- Exercise goal:
The entries that follow should be written out exactly.

- Extracted information:

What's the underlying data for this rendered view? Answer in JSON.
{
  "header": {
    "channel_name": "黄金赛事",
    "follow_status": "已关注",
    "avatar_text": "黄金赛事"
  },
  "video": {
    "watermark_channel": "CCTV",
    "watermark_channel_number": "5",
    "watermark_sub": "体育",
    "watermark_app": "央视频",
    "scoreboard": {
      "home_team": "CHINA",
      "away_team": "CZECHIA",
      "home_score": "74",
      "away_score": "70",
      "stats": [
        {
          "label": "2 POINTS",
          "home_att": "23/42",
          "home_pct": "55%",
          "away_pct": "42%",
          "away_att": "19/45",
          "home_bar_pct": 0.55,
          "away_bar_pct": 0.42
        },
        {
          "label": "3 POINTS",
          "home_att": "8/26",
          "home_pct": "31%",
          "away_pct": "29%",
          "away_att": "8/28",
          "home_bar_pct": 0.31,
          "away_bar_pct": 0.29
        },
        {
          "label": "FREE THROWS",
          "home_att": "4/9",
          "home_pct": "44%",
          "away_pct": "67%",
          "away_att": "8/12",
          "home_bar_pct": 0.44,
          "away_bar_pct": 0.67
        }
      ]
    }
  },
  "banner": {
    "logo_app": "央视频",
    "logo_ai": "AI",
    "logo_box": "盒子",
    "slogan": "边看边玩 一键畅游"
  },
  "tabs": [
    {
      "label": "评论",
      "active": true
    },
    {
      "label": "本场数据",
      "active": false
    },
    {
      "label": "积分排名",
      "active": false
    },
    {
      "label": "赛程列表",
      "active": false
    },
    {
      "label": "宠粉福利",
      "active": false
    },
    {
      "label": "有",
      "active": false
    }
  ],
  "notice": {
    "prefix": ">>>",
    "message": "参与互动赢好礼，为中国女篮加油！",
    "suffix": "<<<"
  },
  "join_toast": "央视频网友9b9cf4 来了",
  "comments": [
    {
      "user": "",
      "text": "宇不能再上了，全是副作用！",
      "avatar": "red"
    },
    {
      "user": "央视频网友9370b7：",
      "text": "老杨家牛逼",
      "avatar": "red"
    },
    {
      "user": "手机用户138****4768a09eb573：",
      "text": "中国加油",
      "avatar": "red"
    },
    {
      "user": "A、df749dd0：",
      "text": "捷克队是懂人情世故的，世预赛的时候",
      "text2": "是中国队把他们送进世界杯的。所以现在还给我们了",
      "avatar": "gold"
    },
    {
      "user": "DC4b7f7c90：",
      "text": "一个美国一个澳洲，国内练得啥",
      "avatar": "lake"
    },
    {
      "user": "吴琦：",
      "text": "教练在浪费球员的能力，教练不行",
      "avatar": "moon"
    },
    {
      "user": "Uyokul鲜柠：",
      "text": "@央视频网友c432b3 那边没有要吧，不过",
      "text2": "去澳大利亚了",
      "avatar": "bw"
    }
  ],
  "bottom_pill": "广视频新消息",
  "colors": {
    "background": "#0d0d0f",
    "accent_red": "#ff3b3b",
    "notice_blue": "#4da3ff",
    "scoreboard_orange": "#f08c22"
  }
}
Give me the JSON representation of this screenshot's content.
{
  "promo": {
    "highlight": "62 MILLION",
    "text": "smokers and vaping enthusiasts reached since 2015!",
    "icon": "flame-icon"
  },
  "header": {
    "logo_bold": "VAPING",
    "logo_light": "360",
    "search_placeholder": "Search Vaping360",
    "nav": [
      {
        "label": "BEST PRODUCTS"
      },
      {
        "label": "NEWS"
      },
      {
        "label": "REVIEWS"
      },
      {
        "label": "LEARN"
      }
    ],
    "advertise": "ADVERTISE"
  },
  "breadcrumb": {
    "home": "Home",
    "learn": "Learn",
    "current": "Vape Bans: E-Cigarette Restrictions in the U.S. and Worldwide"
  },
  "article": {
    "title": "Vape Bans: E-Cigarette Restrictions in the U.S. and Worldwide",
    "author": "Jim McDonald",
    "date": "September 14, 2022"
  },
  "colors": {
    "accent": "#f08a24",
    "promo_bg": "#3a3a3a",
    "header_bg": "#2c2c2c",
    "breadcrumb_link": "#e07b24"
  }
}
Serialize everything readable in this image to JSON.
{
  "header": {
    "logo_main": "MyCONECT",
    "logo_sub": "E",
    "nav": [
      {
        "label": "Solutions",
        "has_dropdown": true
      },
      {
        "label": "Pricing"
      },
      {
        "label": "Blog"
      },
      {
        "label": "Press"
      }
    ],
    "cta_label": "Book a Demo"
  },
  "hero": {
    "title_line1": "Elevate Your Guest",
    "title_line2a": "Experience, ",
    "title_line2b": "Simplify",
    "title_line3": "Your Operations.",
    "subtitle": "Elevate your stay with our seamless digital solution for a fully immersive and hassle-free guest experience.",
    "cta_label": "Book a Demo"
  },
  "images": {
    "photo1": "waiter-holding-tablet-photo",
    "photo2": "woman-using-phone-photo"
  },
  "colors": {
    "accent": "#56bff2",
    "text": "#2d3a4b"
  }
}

- Result of this exercise:
What's the underlying data for this rendered view? Answer in JSON.
{
  "header": {
    "channel_name": "黄金赛事",
    "follow_status": "已关注",
    "avatar_text": "黄金赛事"
  },
  "video": {
    "watermark_channel": "CCTV",
    "watermark_channel_number": "5",
    "watermark_sub": "体育",
    "watermark_app": "央视频",
    "scoreboard": {
      "home_team": "CHINA",
      "away_team": "CZECHIA",
      "home_score": "74",
      "away_score": "70",
      "stats": [
        {
          "label": "2 POINTS",
          "home_att": "23/42",
          "home_pct": "55%",
          "away_pct": "42%",
          "away_att": "19/45",
          "home_bar_pct": 0.55,
          "away_bar_pct": 0.42
        },
        {
          "label": "3 POINTS",
          "home_att": "8/26",
          "home_pct": "31%",
          "away_pct": "29%",
          "away_att": "8/28",
          "home_bar_pct": 0.31,
          "away_bar_pct": 0.29
        },
        {
          "label": "FREE THROWS",
          "home_att": "4/9",
          "home_pct": "44%",
          "away_pct": "67%",
          "away_att": "8/12",
          "home_bar_pct": 0.44,
          "away_bar_pct": 0.67
        }
      ]
    }
  },
  "banner": {
    "logo_app": "央视频",
    "logo_ai": "AI",
    "logo_box": "盒子",
    "slogan": "边看边玩 一键畅游"
  },
  "tabs": [
    {
      "label": "评论",
      "active": true
    },
    {
      "label": "本场数据",
      "active": false
    },
    {
      "label": "积分排名",
      "active": false
    },
    {
      "label": "赛程列表",
      "active": false
    },
    {
      "label": "宠粉福利",
      "active": false
    },
    {
      "label": "有",
      "active": false
    }
  ],
  "notice": {
    "prefix": ">>>",
    "message": "参与互动赢好礼，为中国女篮加油！",
    "suffix": "<<<"
  },
  "join_toast": "央视频网友9b9cf4 来了",
  "comments": [
    {
      "user": "",
      "text": "宇不能再上了，全是副作用！",
      "avatar": "red"
    },
    {
      "user": "央视频网友9370b7：",
      "text": "老杨家牛逼",
      "avatar": "red"
    },
    {
      "user": "手机用户138****4768a09eb573：",
      "text": "中国加油",
      "avatar": "red"
    },
    {
      "user": "A、df749dd0：",
      "text": "捷克队是懂人情世故的，世预赛的时候",
      "text2": "是中国队把他们送进世界杯的。所以现在还给我们了",
      "avatar": "gold"
    },
    {
      "user": "DC4b7f7c90：",
      "text": "一个美国一个澳洲，国内练得啥",
      "avatar": "lake"
    },
    {
      "user": "吴琦：",
      "text": "教练在浪费球员的能力，教练不行",
      "avatar": "moon"
    },
    {
      "user": "Uyokul鲜柠：",
      "text": "@央视频网友c432b3 那边没有要吧，不过",
      "text2": "去澳大利亚了",
      "avatar": "bw"
    }
  ],
  "bottom_pill": "广视频新消息",
  "colors": {
    "background": "#0d0d0f",
    "accent_red": "#ff3b3b",
    "notice_blue": "#4da3ff",
    "scoreboard_orange": "#f08c22"
  }
}
Give me the JSON representation of this screenshot's content.
{
  "promo": {
    "highlight": "62 MILLION",
    "text": "smokers and vaping enthusiasts reached since 2015!",
    "icon": "flame-icon"
  },
  "header": {
    "logo_bold": "VAPING",
    "logo_light": "360",
    "search_placeholder": "Search Vaping360",
    "nav": [
      {
        "label": "BEST PRODUCTS"
      },
      {
        "label": "NEWS"
      },
      {
        "label": "REVIEWS"
      },
      {
        "label": "LEARN"
      }
    ],
    "advertise": "ADVERTISE"
  },
  "breadcrumb": {
    "home": "Home",
    "learn": "Learn",
    "current": "Vape Bans: E-Cigarette Restrictions in the U.S. and Worldwide"
  },
  "article": {
    "title": "Vape Bans: E-Cigarette Restrictions in the U.S. and Worldwide",
    "author": "Jim McDonald",
    "date": "September 14, 2022"
  },
  "colors": {
    "accent": "#f08a24",
    "promo_bg": "#3a3a3a",
    "header_bg": "#2c2c2c",
    "breadcrumb_link": "#e07b24"
  }
}
Serialize everything readable in this image to JSON.
{
  "header": {
    "logo_main": "MyCONECT",
    "logo_sub": "E",
    "nav": [
      {
        "label": "Solutions",
        "has_dropdown": true
      },
      {
        "label": "Pricing"
      },
      {
        "label": "Blog"
      },
      {
        "label": "Press"
      }
    ],
    "cta_label": "Book a Demo"
  },
  "hero": {
    "title_line1": "Elevate Your Guest",
    "title_line2a": "Experience, ",
    "title_line2b": "Simplify",
    "title_line3": "Your Operations.",
    "subtitle": "Elevate your stay with our seamless digital solution for a fully immersive and hassle-free guest experience.",
    "cta_label": "Book a Demo"
  },
  "images": {
    "photo1": "waiter-holding-tablet-photo",
    "photo2": "woman-using-phone-photo"
  },
  "colors": {
    "accent": "#56bff2",
    "text": "#2d3a4b"
  }
}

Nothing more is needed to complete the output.